| What is asked |
Provide only the number of lines in the records below that include "市文旅局".

[Stored records]
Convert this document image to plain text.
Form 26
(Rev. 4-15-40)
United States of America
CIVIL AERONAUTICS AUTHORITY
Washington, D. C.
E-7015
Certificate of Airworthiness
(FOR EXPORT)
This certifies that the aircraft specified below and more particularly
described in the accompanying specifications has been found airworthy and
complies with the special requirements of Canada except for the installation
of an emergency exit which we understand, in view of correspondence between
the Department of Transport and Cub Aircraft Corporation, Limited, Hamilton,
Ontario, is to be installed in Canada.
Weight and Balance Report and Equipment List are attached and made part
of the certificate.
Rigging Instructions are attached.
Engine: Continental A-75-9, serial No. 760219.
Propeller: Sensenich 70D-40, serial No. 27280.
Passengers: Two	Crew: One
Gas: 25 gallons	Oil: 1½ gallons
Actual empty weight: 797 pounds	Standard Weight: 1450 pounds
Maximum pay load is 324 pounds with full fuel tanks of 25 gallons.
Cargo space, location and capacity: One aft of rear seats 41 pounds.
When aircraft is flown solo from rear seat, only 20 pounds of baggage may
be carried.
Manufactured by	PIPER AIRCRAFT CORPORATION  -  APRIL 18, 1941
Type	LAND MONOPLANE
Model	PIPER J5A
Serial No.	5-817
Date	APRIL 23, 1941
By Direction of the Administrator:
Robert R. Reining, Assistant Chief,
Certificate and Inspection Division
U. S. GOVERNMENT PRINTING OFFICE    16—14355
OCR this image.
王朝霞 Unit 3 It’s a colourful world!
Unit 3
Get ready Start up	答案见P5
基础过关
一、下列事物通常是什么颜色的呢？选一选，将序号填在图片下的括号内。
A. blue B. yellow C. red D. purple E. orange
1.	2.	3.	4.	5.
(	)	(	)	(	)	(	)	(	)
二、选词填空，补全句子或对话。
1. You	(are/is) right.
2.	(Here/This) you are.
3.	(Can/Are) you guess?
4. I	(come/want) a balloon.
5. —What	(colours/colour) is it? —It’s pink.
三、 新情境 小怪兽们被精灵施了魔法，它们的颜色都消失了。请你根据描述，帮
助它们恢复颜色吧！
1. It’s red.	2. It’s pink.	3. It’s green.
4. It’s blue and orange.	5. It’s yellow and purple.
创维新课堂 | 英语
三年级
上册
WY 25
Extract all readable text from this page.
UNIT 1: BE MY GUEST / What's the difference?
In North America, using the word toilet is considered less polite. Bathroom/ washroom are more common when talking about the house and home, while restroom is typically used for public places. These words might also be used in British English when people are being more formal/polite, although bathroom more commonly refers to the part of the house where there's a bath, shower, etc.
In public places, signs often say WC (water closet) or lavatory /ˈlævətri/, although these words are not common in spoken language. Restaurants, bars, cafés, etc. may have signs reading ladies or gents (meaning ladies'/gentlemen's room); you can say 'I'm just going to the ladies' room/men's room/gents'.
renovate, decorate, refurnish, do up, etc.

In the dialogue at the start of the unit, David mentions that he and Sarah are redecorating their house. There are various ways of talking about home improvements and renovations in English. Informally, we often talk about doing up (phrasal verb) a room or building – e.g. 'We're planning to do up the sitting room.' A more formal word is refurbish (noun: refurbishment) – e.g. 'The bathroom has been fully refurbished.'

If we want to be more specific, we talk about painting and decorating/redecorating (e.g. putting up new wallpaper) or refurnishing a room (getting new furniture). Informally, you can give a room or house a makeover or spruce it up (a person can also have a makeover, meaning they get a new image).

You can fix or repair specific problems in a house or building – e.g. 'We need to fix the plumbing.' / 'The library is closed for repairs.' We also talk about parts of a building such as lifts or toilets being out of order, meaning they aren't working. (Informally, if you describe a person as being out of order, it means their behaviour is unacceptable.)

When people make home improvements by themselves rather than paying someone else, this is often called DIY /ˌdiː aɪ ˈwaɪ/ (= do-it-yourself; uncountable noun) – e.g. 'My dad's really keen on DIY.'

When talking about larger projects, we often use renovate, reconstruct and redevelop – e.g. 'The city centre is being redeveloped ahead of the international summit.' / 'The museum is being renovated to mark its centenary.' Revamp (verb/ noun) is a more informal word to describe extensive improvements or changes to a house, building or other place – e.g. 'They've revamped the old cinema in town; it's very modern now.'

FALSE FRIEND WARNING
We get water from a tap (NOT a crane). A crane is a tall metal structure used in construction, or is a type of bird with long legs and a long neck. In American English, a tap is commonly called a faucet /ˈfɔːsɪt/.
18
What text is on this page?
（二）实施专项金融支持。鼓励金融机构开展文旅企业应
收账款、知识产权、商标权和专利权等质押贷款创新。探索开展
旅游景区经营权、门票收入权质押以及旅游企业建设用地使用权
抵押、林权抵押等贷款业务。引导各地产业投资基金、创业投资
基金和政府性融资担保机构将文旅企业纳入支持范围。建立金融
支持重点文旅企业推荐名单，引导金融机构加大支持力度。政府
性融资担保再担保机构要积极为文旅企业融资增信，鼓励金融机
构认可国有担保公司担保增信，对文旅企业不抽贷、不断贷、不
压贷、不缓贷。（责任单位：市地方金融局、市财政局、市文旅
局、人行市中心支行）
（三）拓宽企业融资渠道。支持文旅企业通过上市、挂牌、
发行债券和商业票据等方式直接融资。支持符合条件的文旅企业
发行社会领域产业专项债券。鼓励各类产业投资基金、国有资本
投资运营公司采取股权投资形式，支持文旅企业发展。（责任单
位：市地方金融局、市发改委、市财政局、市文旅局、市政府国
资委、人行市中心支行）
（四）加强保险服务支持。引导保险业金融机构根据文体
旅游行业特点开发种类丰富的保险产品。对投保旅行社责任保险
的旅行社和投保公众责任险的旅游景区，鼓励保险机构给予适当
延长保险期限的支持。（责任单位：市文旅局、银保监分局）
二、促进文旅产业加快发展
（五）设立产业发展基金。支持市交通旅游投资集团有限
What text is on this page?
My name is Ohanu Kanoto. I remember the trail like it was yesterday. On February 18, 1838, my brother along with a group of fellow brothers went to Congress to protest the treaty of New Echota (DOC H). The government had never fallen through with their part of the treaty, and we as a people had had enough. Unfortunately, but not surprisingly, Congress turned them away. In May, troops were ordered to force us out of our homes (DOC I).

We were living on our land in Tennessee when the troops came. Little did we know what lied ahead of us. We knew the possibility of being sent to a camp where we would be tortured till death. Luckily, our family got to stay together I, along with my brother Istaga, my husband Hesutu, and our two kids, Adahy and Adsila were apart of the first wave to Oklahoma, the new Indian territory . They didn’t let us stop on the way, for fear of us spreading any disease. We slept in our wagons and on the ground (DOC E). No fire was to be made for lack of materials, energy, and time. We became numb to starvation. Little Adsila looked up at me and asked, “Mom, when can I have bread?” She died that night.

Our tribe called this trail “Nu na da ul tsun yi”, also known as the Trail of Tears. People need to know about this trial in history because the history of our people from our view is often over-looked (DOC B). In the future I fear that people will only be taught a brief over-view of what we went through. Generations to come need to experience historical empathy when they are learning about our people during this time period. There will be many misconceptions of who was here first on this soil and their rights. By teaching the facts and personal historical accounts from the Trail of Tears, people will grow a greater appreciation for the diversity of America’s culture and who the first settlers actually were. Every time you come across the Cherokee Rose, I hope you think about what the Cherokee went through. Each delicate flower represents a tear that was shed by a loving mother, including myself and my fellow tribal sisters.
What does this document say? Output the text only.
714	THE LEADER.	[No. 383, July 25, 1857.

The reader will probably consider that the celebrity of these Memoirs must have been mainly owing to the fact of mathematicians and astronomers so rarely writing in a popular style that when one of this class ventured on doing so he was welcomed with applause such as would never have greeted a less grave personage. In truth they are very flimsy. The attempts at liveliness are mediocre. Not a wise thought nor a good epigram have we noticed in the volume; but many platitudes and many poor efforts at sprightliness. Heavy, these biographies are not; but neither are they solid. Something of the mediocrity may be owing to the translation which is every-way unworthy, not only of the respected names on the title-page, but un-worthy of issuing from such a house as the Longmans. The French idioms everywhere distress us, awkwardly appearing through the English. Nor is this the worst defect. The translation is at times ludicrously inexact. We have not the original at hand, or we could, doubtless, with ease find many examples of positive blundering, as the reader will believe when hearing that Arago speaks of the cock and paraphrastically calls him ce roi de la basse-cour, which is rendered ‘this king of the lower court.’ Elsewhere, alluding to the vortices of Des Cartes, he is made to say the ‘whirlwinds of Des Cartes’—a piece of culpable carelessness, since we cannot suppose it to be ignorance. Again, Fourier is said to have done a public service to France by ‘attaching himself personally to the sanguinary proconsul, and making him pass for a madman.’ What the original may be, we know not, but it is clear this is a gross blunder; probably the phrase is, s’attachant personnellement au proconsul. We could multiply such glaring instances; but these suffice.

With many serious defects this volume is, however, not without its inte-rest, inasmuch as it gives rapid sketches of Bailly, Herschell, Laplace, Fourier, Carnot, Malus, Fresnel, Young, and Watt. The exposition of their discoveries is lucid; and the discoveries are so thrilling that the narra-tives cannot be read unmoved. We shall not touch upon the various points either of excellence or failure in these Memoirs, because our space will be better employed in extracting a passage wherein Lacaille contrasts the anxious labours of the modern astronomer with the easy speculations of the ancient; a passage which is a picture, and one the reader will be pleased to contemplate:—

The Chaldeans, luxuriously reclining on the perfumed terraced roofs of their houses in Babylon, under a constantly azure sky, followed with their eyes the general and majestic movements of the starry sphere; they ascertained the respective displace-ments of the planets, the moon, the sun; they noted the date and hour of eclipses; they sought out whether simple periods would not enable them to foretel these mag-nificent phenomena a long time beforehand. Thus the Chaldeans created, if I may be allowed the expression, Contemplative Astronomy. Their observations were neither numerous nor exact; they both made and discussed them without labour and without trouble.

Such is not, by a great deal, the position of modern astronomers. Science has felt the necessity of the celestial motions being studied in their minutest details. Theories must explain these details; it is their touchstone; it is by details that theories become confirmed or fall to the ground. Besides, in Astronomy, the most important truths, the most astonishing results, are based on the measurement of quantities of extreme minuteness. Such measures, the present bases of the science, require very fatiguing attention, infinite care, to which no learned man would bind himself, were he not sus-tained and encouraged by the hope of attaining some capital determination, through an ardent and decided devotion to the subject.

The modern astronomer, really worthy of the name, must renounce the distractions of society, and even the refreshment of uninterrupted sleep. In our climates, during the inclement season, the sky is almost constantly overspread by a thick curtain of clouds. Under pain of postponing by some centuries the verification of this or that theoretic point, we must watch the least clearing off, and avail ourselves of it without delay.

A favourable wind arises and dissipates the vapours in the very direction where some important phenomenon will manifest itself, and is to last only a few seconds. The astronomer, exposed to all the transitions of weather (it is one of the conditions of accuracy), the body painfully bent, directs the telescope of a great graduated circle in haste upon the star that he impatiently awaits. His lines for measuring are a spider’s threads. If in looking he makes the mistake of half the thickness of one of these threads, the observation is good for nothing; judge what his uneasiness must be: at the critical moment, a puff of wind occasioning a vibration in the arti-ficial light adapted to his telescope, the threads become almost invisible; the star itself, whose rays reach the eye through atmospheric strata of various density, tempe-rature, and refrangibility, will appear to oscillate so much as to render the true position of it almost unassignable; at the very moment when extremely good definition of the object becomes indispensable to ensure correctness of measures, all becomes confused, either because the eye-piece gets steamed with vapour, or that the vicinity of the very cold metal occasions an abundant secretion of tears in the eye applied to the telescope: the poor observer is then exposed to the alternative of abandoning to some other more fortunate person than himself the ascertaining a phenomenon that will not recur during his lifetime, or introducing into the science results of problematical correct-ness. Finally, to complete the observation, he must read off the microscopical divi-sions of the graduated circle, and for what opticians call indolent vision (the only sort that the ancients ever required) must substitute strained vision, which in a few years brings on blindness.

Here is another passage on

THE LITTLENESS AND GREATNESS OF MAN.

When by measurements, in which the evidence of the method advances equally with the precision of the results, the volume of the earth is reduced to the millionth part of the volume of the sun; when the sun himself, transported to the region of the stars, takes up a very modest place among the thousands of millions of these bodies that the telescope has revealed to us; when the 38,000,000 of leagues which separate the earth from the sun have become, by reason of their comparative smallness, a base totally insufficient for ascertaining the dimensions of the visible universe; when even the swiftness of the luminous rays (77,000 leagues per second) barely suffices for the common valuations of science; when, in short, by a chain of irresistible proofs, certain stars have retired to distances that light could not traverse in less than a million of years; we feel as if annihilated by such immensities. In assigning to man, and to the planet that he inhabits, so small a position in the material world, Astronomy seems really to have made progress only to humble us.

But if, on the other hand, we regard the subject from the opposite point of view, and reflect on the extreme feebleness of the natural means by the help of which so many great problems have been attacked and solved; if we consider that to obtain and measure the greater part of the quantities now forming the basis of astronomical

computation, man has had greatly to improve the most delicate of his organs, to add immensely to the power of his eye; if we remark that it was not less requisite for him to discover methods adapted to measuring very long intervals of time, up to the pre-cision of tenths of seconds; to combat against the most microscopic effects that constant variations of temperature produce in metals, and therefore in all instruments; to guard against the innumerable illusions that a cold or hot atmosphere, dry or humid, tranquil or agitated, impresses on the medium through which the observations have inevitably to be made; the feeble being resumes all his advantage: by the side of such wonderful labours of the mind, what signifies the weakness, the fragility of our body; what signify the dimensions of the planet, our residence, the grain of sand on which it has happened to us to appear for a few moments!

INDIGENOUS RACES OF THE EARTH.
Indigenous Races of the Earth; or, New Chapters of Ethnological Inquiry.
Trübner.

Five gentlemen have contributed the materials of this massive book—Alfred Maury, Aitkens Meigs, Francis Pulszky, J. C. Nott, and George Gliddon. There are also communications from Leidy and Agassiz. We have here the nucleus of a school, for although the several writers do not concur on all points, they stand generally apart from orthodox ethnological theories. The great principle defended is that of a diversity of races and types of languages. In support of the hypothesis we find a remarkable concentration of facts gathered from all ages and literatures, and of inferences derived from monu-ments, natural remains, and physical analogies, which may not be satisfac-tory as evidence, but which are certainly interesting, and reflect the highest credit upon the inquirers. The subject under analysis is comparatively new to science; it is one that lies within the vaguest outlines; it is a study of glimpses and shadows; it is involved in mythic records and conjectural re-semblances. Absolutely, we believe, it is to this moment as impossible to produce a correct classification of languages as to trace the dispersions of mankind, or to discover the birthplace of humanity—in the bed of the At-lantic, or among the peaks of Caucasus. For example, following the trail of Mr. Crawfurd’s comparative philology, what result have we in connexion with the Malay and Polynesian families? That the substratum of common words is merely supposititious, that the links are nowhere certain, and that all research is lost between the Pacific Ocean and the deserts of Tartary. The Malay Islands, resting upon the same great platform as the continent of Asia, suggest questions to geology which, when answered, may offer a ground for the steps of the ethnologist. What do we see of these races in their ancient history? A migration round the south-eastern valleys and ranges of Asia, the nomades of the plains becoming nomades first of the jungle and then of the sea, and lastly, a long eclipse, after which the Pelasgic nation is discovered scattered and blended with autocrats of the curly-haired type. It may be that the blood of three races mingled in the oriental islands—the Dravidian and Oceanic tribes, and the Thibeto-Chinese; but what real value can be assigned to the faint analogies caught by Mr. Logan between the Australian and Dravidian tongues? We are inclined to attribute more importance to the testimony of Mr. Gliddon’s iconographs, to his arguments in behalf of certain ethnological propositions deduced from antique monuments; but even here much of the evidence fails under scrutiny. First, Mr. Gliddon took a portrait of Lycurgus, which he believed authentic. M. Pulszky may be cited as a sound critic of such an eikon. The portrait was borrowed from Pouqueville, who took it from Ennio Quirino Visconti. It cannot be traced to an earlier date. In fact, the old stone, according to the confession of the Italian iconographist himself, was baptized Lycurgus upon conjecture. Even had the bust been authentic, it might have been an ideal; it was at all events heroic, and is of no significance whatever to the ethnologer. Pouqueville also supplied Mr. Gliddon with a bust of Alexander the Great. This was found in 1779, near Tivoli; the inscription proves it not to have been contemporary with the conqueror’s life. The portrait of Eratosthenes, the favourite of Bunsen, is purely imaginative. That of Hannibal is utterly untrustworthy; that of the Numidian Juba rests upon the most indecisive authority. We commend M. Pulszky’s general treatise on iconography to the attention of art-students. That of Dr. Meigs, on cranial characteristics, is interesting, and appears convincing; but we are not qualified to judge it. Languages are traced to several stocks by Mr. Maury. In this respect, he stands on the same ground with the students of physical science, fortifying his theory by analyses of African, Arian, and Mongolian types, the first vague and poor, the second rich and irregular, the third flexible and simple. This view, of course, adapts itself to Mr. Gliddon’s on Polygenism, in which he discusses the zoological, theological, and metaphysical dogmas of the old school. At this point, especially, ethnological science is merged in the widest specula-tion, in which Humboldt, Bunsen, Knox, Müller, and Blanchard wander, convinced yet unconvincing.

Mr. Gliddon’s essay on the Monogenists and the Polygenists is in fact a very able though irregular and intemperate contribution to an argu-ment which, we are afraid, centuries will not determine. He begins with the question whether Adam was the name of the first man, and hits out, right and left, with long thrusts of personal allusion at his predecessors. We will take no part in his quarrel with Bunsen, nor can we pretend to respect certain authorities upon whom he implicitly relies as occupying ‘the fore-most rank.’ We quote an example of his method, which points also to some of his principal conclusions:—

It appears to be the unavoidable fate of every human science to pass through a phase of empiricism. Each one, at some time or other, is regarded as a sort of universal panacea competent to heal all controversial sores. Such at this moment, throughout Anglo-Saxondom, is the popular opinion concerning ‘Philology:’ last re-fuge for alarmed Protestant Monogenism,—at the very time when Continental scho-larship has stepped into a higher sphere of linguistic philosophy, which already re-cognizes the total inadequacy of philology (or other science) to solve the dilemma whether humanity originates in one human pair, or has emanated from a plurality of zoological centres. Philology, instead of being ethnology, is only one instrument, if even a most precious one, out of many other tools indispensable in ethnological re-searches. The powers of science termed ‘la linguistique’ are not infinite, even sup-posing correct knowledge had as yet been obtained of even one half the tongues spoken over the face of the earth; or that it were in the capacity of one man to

| Task output |
2